
== Grand jury ==
A special prosecutor, Watauga County District Attorney Seth Banks, was assigned to review Stuart Mast's case. After reviewing the investigative file from the North Carolina SBI and Dr. J.L. McLemore's autopsy report, the case was submitted to an Ashe County grand jury on April 28, 2025. After hearing testimony and reviewing available evidence, the grand jury declined to issue an indictment in the case. Banks requested that the NC SBI close their file and did not provide further information on the case.

== Bodycam footage ==
Bodycam footage of the incident was not immediately made available to the public. North Carolina law requires a court order to release bodycam footage from law enforcement officials. In March 2025, Nick Ochsner with WBTV filed a petition in court to have footage of Mast's arrest released. Ochsner's petition was opposed by Ashe County Sheriff Phil Howell. Ultimately, the bodycam footage was released to the public. Howell's opposition has been widely viewed as an attempt to cover up wrongdoing on behalf of the deputies involved. Ironically, Howell's 2018 and 2022 campaigns for Sheriff centered around the issue of transparency.

• **Entries provided**
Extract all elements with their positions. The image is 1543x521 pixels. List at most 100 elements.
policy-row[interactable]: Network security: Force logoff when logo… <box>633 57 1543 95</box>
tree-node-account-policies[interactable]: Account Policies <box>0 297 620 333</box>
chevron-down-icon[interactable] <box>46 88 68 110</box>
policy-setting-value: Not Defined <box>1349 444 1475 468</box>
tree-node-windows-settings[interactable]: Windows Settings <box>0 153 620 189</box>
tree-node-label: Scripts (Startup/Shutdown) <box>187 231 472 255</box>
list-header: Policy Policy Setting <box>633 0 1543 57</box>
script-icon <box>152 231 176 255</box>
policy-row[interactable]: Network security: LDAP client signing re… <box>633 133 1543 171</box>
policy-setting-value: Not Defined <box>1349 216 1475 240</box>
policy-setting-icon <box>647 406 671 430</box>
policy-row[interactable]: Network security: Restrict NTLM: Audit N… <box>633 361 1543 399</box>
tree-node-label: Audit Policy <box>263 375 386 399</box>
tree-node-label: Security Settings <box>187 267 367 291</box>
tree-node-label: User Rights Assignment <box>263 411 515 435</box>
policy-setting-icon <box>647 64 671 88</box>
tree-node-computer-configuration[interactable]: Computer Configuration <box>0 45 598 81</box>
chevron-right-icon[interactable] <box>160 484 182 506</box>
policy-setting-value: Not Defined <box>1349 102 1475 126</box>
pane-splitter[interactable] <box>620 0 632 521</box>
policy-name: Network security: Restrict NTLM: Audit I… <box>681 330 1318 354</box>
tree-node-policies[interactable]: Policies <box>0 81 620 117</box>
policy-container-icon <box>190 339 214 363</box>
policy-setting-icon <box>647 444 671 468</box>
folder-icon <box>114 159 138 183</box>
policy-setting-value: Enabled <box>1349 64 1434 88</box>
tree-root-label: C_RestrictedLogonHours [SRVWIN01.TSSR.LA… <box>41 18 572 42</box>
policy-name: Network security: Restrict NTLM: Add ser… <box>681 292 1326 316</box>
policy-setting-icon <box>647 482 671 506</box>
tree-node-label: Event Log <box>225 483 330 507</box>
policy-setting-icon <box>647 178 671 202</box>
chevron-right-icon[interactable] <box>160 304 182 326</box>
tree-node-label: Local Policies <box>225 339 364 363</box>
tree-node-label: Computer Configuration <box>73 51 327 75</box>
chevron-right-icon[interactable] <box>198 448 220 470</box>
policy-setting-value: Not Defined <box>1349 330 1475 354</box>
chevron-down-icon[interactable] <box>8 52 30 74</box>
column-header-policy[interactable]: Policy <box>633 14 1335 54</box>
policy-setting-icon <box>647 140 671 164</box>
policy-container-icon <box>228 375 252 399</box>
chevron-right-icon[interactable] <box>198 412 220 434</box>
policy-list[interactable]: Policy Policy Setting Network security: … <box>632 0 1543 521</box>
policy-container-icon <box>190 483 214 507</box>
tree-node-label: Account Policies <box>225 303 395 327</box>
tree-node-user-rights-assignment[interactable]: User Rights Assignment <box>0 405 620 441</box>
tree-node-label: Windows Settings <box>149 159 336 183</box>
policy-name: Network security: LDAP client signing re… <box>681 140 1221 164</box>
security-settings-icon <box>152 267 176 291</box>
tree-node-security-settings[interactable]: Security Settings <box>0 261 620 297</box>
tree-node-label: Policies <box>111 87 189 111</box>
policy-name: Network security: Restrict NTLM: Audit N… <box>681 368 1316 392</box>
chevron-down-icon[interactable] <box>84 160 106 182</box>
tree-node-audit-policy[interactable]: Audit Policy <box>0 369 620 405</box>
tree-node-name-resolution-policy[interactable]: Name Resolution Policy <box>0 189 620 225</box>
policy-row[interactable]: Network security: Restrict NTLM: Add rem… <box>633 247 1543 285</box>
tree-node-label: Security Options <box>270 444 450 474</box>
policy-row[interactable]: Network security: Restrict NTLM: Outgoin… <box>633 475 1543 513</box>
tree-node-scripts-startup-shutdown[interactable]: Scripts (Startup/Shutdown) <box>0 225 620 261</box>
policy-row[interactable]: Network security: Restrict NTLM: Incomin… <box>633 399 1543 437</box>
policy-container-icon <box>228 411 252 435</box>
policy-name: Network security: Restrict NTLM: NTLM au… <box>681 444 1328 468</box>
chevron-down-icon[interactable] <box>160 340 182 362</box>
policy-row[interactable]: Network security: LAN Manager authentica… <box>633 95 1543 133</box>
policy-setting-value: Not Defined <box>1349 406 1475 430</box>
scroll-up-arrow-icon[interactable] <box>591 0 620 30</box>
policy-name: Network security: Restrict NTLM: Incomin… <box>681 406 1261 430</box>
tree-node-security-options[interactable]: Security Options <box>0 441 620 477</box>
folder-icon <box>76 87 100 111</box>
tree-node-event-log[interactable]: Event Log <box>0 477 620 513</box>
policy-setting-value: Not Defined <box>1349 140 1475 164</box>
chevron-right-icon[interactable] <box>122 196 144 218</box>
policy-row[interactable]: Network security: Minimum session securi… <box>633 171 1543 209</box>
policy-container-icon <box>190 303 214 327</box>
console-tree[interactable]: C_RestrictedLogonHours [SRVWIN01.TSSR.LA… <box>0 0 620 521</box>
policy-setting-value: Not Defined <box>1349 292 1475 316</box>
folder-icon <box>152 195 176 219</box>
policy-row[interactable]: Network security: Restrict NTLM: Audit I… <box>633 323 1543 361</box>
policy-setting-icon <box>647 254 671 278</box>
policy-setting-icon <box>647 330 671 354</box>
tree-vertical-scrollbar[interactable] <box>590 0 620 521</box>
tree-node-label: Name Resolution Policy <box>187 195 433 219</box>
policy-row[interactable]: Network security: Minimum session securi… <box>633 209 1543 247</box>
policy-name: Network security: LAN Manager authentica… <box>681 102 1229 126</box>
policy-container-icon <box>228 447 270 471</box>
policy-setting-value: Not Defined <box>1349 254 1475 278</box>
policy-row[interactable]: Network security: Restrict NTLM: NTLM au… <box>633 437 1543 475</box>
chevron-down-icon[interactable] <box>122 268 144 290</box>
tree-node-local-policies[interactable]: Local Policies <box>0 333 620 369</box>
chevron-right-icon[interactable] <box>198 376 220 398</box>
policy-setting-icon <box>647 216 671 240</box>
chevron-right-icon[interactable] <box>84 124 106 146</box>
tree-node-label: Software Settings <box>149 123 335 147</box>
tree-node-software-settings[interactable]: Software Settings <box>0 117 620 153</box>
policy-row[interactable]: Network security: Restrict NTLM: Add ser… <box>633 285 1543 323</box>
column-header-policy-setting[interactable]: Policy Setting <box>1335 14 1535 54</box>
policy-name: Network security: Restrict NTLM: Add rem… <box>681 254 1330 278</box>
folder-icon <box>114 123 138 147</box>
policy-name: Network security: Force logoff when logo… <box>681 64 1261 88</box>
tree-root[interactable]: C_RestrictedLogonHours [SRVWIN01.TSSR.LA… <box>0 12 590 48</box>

• **Problems to work on**
**1)** Answer these questions from the passage about Stuart Mast's case, one line each.
(a) On what date was the case submitted to an Ashe County grand jury?
(b) What does North Carolina law require before law enforcement bodycam footage can be released?
(c) Who opposed Nick Ochsner's petition for the footage of Mast's arrest?
**2)** Summarize the passage about Stuart Mast's case in two sentences.
**3)** Write the next part of the passage about Stuart Mast's case, picking up after its final sentence.

• **Task-by-task outputs**
**1)**
(a) April 28, 2025
(b) A court order
(c) Ashe County Sheriff Phil Howell

**2)** A special prosecutor, Watauga County District Attorney Seth Banks, reviewed Stuart Mast's case and submitted it to an Ashe County grand jury on April 28, 2025, and the grand jury declined to issue an indictment. Bodycam footage of Mast's arrest, which North Carolina law allows to be released only by court order, was ultimately made public after Nick Ochsner of WBTV petitioned for it over the opposition of Ashe County Sheriff Phil Howell.

**3)**
== ACSO response ==
The response from the Ashe County Sheriff's Office regarding Mast's arrest and death has remained sparse and inconsistent. Hours after the incident, ACSO released a statement, claiming that Mast refused to comply "despite multiple verbal commands"; bodycam footage does not corroborate this account of events. Additionally in the statement, the agency claims that a deputy was hospitalized and two other deputies sustained minor injuries as a result of the incident; bodycam footage does not corroborate this claim, as no deputies appear to be injured. Attempts from multiple news agencies to contact Sheriff Phil Howell for comment on these inconsistencies were unsuccessful.
=== ACSO social media removal ===
On May 6, 2025, during a surge in controversy regarding the incident, the Ashe County Sheriff's Office removed their website and social media pages, including Facebook and Instagram. ACSO cited a significant increase in out-of-county calls to their 911 dispatch center, with callers complaining about the Sheriff's response, as well as the actions of deputies involved in Mast's arrest and death. The agency claims this led to all phone lines and social media pages becoming inoperable. The ACSO Facebook and Instagram pages were back online the following day; however, their website continued to be disabled. Approximately one week later, the ACSO website was restored.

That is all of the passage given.